WHAT NEEDS TO BE DONE
Read the records below. Copy each line where the string "Early" occurs.

— Start DATASET ENTRIES —

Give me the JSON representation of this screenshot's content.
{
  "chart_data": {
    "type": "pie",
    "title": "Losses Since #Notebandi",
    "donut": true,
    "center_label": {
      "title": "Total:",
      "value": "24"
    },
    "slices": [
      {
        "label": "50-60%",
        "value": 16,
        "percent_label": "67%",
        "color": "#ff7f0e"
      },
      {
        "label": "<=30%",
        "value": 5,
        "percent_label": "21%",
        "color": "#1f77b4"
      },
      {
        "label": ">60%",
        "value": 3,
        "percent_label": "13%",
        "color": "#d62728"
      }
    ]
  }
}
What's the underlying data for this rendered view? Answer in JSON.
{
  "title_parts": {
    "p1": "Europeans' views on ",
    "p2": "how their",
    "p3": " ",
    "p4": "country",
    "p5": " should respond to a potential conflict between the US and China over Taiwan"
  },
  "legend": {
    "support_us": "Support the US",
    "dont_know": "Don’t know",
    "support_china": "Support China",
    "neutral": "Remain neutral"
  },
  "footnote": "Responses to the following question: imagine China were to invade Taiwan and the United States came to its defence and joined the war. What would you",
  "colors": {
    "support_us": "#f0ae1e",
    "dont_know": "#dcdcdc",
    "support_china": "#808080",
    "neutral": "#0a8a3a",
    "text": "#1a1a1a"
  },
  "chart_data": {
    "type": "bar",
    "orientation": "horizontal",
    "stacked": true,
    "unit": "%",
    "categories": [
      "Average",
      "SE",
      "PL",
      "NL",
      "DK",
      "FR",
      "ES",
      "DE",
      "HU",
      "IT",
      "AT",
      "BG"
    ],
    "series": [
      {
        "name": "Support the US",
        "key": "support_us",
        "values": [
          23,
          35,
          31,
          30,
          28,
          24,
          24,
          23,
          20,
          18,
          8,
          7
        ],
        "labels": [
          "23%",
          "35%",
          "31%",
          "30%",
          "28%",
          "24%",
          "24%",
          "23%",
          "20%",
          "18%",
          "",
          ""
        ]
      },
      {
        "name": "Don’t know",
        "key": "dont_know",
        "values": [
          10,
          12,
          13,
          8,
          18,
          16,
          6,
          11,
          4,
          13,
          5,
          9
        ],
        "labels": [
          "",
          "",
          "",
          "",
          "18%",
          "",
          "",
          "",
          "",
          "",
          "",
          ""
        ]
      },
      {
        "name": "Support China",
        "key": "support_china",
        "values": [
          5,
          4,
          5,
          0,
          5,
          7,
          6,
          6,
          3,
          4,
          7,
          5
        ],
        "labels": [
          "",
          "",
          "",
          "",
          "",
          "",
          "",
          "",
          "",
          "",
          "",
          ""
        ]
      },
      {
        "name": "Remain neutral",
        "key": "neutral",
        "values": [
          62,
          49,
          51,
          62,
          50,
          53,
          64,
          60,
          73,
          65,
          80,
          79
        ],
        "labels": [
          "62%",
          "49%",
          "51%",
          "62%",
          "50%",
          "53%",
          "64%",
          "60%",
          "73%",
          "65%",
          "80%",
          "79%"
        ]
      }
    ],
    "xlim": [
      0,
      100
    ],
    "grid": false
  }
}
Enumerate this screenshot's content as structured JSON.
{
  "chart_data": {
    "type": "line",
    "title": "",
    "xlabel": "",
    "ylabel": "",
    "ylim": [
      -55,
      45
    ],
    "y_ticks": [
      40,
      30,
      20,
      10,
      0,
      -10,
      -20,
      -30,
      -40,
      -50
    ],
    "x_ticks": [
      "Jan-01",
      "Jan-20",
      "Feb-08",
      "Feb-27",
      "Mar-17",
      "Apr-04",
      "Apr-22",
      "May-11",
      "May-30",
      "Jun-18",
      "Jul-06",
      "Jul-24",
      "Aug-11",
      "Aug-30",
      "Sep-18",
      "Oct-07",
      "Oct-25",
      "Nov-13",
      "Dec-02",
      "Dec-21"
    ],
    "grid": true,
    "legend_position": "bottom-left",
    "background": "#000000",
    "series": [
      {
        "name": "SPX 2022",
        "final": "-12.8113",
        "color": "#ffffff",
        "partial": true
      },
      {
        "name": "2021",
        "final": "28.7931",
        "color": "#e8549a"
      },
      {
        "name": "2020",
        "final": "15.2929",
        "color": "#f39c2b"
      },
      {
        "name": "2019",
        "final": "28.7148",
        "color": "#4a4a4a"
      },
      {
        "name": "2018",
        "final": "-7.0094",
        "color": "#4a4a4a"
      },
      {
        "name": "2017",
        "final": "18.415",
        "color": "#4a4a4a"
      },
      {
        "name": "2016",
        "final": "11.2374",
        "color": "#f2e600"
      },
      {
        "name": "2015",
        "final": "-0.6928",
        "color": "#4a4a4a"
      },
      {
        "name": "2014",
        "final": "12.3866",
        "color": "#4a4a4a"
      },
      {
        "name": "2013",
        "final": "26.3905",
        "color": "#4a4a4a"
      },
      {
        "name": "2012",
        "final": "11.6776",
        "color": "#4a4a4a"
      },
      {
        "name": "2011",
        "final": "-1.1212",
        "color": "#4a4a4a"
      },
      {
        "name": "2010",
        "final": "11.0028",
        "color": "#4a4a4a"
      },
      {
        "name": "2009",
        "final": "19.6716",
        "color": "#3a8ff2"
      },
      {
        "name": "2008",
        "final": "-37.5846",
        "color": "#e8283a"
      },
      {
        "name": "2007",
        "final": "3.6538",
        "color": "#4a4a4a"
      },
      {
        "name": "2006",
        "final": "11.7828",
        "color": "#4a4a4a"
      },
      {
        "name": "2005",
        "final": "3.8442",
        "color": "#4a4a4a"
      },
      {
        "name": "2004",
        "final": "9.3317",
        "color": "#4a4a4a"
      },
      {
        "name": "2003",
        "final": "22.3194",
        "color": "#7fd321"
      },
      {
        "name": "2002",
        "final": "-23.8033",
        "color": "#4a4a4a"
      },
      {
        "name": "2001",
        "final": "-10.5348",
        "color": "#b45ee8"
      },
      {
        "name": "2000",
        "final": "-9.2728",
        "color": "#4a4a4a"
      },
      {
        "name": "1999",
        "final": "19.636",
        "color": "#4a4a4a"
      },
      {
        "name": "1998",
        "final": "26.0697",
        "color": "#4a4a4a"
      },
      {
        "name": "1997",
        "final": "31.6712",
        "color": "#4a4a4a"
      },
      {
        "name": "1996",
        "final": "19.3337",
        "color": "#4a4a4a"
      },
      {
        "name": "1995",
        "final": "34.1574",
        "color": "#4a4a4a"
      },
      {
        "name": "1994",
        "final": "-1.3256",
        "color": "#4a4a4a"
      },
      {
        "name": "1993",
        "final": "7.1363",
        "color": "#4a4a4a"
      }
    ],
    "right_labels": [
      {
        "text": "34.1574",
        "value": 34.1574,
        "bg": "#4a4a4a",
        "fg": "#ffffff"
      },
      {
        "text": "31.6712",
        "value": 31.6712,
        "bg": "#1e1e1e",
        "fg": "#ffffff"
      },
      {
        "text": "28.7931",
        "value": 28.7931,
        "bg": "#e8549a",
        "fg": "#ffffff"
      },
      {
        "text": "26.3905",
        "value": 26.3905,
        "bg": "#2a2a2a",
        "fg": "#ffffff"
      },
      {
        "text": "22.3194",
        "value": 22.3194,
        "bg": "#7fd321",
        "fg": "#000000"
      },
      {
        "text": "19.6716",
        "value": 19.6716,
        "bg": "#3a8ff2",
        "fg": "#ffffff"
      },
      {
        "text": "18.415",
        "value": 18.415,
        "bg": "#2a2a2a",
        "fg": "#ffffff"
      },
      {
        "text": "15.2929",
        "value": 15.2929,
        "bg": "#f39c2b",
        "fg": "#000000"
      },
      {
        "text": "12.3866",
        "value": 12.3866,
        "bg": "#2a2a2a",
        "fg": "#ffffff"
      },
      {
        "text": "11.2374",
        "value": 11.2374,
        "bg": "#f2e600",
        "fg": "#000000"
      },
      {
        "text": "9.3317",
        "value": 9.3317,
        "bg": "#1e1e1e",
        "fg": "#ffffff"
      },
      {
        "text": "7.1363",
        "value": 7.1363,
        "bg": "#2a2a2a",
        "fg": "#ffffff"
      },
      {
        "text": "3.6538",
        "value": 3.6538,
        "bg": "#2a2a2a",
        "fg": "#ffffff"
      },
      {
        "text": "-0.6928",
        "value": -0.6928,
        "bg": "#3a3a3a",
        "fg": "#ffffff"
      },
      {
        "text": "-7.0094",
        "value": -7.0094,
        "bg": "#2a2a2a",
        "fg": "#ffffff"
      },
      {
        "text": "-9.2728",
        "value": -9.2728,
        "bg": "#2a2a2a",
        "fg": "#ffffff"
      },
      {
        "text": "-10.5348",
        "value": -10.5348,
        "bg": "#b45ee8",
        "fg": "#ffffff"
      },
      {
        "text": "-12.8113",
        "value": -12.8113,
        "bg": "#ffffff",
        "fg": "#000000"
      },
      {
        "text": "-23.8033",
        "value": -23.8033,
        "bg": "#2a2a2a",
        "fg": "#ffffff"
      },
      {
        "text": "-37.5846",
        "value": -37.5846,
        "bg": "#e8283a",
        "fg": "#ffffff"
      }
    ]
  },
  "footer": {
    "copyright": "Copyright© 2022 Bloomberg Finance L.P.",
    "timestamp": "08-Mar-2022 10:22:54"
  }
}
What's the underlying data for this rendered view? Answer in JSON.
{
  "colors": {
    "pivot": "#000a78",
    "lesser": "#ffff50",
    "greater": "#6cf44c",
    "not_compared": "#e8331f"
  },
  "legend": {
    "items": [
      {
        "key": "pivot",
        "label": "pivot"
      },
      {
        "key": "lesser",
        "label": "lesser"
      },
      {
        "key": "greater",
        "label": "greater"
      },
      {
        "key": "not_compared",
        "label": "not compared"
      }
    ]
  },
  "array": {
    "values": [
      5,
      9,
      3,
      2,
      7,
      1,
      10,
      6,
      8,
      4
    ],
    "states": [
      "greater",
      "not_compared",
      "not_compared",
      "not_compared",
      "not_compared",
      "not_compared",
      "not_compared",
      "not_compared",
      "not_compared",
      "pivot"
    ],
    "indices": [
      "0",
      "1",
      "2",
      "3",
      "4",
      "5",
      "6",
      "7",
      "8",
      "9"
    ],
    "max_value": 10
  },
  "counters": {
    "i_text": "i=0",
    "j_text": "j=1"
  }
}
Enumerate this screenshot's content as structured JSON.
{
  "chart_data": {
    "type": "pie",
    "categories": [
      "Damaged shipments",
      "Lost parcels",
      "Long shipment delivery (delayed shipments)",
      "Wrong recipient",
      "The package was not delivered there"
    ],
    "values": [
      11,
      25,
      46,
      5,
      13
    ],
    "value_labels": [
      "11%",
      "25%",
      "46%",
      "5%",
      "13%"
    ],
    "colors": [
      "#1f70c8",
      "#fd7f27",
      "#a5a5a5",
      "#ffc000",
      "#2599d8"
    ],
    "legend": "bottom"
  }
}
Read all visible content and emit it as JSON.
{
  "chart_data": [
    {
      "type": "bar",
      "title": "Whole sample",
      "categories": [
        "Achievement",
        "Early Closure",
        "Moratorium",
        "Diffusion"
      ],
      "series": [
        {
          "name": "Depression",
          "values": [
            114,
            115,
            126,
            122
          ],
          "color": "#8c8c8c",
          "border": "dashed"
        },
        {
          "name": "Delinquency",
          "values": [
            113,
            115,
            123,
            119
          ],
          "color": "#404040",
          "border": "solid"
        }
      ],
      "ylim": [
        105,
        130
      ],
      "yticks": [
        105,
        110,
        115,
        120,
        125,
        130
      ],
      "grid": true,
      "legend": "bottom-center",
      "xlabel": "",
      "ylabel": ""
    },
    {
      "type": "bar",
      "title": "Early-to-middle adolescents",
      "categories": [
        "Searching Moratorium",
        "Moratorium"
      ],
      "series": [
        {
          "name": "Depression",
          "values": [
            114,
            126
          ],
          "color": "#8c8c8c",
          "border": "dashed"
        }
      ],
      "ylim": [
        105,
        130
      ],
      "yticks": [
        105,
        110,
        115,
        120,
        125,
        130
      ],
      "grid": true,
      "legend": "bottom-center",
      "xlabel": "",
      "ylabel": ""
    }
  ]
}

— End DATASET ENTRIES —

COMPLETED EXERCISE
        "Early Closure",
      "title": "Early-to-middle adolescents",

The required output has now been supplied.